= Instructions for the task =
Out of all the lines below, count those with the word "FeCl₂". Give the number only.

---------- Dataset rows

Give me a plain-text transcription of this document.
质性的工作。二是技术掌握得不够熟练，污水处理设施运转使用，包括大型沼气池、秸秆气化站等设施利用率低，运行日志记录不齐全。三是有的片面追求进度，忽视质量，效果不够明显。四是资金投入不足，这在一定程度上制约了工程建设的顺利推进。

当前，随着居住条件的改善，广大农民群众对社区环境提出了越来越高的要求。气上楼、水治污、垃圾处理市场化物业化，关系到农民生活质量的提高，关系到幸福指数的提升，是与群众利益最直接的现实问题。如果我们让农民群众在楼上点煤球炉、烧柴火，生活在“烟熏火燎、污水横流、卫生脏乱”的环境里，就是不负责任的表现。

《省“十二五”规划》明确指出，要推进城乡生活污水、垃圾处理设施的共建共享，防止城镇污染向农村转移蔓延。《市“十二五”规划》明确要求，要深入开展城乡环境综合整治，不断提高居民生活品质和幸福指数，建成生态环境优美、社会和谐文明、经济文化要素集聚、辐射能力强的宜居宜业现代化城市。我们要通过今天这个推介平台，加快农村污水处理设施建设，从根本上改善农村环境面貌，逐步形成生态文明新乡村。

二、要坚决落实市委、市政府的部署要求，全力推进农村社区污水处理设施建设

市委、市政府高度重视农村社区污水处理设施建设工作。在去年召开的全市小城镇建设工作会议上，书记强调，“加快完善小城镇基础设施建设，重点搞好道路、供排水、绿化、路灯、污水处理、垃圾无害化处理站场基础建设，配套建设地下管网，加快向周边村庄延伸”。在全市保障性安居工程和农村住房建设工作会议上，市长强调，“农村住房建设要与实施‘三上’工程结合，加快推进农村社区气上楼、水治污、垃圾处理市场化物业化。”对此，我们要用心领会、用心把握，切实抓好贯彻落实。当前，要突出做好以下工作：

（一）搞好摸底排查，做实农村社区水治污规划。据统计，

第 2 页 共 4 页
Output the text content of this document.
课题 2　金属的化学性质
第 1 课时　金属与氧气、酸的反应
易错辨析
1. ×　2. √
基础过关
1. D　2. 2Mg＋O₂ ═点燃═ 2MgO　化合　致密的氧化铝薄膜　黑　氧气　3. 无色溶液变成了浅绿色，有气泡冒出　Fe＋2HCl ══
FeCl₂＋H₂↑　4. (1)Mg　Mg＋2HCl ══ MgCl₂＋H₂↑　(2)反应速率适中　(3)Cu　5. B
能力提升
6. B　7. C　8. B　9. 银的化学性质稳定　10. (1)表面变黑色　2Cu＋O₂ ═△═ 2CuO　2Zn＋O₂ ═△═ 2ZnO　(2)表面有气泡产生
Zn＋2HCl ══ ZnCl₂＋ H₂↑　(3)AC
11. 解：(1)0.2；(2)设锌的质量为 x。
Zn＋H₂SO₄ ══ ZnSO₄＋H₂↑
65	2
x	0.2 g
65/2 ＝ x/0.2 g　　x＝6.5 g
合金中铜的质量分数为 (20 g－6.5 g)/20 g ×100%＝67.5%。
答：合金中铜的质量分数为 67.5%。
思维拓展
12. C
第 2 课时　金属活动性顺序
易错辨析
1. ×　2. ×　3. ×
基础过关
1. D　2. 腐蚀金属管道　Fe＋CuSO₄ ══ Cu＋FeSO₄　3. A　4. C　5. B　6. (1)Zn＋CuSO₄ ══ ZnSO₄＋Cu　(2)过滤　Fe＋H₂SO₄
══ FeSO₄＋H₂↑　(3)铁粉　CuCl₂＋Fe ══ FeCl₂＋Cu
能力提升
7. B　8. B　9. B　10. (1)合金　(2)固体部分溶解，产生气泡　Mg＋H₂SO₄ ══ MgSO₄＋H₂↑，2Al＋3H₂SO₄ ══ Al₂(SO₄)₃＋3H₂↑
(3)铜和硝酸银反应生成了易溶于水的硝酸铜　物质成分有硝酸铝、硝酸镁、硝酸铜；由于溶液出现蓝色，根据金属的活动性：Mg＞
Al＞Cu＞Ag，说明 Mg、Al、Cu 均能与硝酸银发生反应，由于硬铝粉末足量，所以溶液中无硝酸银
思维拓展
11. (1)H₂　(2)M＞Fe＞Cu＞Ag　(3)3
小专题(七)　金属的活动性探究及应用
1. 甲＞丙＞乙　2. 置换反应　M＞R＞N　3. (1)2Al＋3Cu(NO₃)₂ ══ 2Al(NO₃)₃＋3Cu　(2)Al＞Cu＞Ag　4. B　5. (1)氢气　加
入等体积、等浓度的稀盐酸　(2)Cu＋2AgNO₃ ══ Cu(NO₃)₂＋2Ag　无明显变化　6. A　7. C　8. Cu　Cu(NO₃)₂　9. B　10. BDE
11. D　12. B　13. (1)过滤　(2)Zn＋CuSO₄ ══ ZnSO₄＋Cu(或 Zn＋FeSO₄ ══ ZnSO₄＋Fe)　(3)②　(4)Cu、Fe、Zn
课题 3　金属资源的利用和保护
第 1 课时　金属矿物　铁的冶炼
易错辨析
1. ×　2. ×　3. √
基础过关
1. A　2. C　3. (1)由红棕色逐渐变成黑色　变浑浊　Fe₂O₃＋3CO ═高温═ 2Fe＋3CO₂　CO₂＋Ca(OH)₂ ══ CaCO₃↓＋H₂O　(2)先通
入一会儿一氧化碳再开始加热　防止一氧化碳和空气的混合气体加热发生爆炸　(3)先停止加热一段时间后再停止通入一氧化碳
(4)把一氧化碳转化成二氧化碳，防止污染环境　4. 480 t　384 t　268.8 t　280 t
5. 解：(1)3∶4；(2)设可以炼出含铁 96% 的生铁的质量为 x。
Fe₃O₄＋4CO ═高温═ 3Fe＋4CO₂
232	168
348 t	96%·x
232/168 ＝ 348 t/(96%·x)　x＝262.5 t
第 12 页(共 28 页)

--------------------

= Solution =
2